EXERCISE DETAILS:
Put the lines of the records from the start through the line containing "menu-show[interactable]: 表示 [256,0,302,22]" into a JSON list of strings, with one string per line and blank lines omitted.

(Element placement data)
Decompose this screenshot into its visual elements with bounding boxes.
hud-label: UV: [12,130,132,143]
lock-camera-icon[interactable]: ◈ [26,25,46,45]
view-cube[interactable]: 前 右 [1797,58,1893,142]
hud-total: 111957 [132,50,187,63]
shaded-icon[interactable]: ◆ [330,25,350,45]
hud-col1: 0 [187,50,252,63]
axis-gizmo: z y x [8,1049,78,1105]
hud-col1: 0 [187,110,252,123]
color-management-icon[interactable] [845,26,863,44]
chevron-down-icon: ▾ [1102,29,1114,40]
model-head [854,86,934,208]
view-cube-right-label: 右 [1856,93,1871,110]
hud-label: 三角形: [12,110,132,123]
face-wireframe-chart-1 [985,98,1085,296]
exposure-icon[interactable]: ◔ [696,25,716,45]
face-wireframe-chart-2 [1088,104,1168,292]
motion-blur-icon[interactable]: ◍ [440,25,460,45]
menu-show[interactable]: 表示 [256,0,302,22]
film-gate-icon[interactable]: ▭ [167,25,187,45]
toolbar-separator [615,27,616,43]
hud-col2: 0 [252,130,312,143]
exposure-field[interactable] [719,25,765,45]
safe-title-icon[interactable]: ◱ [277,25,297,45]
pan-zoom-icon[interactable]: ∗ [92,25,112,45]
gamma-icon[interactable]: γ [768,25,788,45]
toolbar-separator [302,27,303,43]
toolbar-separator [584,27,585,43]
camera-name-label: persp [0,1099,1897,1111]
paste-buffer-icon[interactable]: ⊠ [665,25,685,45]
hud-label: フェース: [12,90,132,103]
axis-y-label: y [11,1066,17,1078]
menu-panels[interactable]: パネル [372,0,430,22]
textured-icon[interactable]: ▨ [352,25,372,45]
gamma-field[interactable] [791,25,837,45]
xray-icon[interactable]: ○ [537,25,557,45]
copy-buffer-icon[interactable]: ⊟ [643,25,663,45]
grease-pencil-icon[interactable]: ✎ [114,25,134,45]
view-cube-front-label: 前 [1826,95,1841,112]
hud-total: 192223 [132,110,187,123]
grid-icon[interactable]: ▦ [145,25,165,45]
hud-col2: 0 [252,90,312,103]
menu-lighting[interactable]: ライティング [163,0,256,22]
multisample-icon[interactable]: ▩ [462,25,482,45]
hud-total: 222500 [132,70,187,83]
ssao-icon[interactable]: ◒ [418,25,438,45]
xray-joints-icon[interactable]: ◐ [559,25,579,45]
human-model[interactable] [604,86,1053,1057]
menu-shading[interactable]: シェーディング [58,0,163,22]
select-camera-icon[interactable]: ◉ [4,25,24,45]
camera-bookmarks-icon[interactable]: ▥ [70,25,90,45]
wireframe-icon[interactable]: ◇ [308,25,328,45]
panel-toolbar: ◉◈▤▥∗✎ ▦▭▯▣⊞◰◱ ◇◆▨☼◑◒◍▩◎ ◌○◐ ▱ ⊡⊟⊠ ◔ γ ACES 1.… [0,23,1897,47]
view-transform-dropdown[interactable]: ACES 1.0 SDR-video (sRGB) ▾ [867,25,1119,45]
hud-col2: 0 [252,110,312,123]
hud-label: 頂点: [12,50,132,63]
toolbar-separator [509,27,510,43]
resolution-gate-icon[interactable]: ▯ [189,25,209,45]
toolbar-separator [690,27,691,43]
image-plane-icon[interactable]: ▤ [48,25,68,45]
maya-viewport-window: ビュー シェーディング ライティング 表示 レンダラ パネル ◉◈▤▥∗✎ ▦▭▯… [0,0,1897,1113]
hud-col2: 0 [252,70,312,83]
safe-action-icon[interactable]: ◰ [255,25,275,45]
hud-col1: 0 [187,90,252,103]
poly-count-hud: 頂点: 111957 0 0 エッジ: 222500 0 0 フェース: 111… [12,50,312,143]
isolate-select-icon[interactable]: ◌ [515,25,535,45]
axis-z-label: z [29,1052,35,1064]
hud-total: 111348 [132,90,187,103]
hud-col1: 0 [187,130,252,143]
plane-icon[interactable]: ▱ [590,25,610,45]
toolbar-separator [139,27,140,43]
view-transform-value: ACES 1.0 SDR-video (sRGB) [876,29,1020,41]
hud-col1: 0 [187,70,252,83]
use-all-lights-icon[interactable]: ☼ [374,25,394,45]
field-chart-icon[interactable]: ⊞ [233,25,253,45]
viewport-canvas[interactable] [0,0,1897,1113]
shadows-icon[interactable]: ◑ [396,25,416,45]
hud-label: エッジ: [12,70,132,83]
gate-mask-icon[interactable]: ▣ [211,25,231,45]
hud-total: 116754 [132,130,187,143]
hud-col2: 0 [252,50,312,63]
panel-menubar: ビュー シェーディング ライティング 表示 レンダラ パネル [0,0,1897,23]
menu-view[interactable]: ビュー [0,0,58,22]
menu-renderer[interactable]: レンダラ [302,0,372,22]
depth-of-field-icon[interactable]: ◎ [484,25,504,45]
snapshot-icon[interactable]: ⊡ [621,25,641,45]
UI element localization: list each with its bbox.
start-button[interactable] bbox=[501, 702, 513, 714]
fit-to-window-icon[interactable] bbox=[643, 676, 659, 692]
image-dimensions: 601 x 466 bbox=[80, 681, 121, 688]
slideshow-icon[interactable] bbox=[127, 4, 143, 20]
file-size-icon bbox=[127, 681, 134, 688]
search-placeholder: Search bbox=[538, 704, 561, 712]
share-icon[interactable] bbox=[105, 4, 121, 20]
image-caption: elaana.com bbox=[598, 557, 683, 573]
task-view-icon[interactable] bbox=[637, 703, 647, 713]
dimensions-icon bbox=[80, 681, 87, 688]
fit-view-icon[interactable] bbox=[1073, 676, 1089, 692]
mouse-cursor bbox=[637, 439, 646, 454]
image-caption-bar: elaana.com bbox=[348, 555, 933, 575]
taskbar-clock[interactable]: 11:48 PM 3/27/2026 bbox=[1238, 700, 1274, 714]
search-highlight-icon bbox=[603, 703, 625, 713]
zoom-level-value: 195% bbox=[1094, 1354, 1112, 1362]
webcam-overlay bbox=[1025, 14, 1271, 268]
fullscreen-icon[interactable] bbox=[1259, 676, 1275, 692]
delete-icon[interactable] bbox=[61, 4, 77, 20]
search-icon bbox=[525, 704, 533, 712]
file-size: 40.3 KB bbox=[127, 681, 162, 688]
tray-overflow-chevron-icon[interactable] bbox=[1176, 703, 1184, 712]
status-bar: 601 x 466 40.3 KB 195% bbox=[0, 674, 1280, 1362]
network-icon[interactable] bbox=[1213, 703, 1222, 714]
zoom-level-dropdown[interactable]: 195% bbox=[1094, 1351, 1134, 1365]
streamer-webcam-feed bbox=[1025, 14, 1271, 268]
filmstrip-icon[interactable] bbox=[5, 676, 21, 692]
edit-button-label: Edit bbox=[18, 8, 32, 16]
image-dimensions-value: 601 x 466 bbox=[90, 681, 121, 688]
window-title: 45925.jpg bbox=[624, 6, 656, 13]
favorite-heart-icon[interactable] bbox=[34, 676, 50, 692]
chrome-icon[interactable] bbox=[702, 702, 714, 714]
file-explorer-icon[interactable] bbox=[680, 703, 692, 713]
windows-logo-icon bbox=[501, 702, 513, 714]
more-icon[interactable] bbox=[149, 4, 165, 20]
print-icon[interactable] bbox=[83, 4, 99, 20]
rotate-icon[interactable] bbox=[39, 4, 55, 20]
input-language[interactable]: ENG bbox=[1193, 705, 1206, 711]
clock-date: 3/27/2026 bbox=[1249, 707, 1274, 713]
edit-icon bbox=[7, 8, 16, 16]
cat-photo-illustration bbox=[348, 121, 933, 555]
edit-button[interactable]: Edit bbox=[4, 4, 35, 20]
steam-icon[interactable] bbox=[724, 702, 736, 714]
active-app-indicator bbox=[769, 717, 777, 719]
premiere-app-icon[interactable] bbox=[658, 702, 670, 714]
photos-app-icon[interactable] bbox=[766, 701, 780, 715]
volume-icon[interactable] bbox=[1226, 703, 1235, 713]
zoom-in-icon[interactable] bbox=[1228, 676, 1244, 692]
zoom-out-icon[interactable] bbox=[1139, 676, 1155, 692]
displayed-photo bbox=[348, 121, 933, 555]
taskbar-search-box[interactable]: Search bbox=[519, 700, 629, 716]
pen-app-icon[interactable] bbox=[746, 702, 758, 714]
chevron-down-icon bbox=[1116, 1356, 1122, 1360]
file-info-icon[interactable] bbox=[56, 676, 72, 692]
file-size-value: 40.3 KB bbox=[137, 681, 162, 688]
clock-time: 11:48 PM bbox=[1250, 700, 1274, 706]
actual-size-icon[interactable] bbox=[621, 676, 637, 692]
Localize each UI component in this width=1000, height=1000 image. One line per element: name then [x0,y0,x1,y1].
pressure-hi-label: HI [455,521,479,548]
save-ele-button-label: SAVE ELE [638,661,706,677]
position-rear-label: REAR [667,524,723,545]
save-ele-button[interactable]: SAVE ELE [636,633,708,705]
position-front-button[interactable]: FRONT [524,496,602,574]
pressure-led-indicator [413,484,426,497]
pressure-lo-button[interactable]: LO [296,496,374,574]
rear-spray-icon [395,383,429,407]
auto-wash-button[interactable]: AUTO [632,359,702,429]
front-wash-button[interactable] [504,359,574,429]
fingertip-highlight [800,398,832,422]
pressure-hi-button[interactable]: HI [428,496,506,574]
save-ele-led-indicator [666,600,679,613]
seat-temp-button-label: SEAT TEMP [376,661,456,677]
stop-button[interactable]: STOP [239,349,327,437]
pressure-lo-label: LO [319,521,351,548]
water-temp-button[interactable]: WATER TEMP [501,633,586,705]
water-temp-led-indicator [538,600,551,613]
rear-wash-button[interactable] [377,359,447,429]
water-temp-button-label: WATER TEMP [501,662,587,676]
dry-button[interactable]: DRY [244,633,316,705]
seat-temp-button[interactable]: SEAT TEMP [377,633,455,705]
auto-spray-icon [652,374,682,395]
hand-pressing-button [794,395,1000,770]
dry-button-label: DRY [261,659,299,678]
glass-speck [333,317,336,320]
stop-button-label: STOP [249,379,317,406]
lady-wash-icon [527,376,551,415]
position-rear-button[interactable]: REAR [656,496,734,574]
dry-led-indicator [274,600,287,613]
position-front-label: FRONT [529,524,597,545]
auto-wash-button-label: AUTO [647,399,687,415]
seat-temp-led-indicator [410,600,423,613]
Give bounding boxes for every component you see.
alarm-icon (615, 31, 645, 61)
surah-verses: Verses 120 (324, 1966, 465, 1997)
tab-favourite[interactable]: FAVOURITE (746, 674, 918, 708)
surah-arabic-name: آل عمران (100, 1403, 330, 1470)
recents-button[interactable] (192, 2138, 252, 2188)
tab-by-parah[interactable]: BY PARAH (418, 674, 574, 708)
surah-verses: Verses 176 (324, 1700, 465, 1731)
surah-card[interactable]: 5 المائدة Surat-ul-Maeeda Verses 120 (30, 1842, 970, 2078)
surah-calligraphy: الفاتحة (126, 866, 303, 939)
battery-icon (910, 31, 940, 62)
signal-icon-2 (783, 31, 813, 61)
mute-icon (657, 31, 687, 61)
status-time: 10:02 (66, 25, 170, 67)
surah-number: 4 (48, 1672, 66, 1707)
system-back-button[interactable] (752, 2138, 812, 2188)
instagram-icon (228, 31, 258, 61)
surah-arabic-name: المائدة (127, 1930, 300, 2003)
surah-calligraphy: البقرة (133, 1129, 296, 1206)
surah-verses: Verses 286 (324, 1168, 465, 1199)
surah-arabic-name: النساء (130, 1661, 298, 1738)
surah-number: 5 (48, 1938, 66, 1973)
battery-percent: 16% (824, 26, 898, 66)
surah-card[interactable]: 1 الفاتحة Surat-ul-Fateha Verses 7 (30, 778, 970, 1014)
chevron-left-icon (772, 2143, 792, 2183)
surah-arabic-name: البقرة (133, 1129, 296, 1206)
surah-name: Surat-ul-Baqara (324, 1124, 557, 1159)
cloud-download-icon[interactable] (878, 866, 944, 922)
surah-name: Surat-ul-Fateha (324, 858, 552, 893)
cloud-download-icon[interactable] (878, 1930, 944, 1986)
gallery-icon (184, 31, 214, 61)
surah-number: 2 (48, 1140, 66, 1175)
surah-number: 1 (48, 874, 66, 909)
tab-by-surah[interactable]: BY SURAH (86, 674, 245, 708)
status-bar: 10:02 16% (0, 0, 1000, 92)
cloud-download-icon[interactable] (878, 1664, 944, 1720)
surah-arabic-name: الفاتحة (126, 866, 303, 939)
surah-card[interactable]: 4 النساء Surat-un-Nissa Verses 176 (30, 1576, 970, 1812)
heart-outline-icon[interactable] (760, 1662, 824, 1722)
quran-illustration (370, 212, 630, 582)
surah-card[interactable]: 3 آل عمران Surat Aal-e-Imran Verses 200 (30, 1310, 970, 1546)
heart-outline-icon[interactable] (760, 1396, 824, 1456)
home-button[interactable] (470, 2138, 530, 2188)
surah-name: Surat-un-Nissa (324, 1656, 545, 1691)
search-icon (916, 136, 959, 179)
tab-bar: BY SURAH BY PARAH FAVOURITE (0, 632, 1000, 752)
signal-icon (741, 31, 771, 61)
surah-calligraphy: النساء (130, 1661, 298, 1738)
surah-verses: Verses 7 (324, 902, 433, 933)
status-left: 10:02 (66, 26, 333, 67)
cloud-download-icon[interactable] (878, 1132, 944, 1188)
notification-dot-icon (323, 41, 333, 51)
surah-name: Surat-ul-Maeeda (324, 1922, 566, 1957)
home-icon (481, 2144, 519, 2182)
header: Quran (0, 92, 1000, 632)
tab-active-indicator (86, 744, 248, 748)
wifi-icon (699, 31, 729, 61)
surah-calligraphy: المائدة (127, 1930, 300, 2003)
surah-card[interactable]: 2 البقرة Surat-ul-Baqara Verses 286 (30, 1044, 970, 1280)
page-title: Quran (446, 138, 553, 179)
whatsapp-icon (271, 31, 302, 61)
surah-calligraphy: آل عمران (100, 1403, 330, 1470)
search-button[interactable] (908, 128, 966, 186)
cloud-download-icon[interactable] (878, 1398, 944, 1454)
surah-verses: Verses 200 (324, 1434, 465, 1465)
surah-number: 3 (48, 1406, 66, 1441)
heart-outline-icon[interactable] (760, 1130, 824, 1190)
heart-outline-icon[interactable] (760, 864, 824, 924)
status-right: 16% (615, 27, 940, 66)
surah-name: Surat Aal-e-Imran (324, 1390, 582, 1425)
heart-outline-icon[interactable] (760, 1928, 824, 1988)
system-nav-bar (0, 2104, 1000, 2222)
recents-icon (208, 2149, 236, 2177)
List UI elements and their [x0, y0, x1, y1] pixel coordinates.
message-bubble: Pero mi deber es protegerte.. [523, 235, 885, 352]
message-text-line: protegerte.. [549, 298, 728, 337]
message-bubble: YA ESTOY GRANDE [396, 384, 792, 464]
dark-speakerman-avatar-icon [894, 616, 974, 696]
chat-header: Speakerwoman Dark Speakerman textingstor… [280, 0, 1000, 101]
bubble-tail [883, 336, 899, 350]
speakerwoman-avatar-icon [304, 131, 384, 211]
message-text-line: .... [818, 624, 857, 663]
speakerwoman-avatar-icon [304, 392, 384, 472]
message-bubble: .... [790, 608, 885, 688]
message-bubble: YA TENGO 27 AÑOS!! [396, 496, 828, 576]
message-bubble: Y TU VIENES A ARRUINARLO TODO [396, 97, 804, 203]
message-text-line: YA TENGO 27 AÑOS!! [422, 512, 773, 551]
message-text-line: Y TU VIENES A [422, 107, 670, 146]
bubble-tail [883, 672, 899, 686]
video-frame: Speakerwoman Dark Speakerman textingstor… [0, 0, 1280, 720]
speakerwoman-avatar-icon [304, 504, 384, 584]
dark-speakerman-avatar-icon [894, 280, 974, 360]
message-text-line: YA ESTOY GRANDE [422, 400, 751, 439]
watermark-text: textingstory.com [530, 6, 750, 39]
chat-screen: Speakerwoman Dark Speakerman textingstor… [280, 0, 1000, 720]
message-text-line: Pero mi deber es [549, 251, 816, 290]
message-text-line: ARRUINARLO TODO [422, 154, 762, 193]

REPLY TO THE EXERCISE:
[
  "Decompose this screenshot into its visual elements with bounding boxes.",
  "hud-label: UV: [12,130,132,143]",
  "lock-camera-icon[interactable]: ◈ [26,25,46,45]",
  "view-cube[interactable]: 前 右 [1797,58,1893,142]",
  "hud-total: 111957 [132,50,187,63]",
  "shaded-icon[interactable]: ◆ [330,25,350,45]",
  "hud-col1: 0 [187,50,252,63]",
  "axis-gizmo: z y x [8,1049,78,1105]",
  "hud-col1: 0 [187,110,252,123]",
  "color-management-icon[interactable] [845,26,863,44]",
  "chevron-down-icon: ▾ [1102,29,1114,40]",
  "model-head [854,86,934,208]",
  "view-cube-right-label: 右 [1856,93,1871,110]",
  "hud-label: 三角形: [12,110,132,123]",
  "face-wireframe-chart-1 [985,98,1085,296]",
  "exposure-icon[interactable]: ◔ [696,25,716,45]",
  "face-wireframe-chart-2 [1088,104,1168,292]",
  "motion-blur-icon[interactable]: ◍ [440,25,460,45]",
  "menu-show[interactable]: 表示 [256,0,302,22]"
]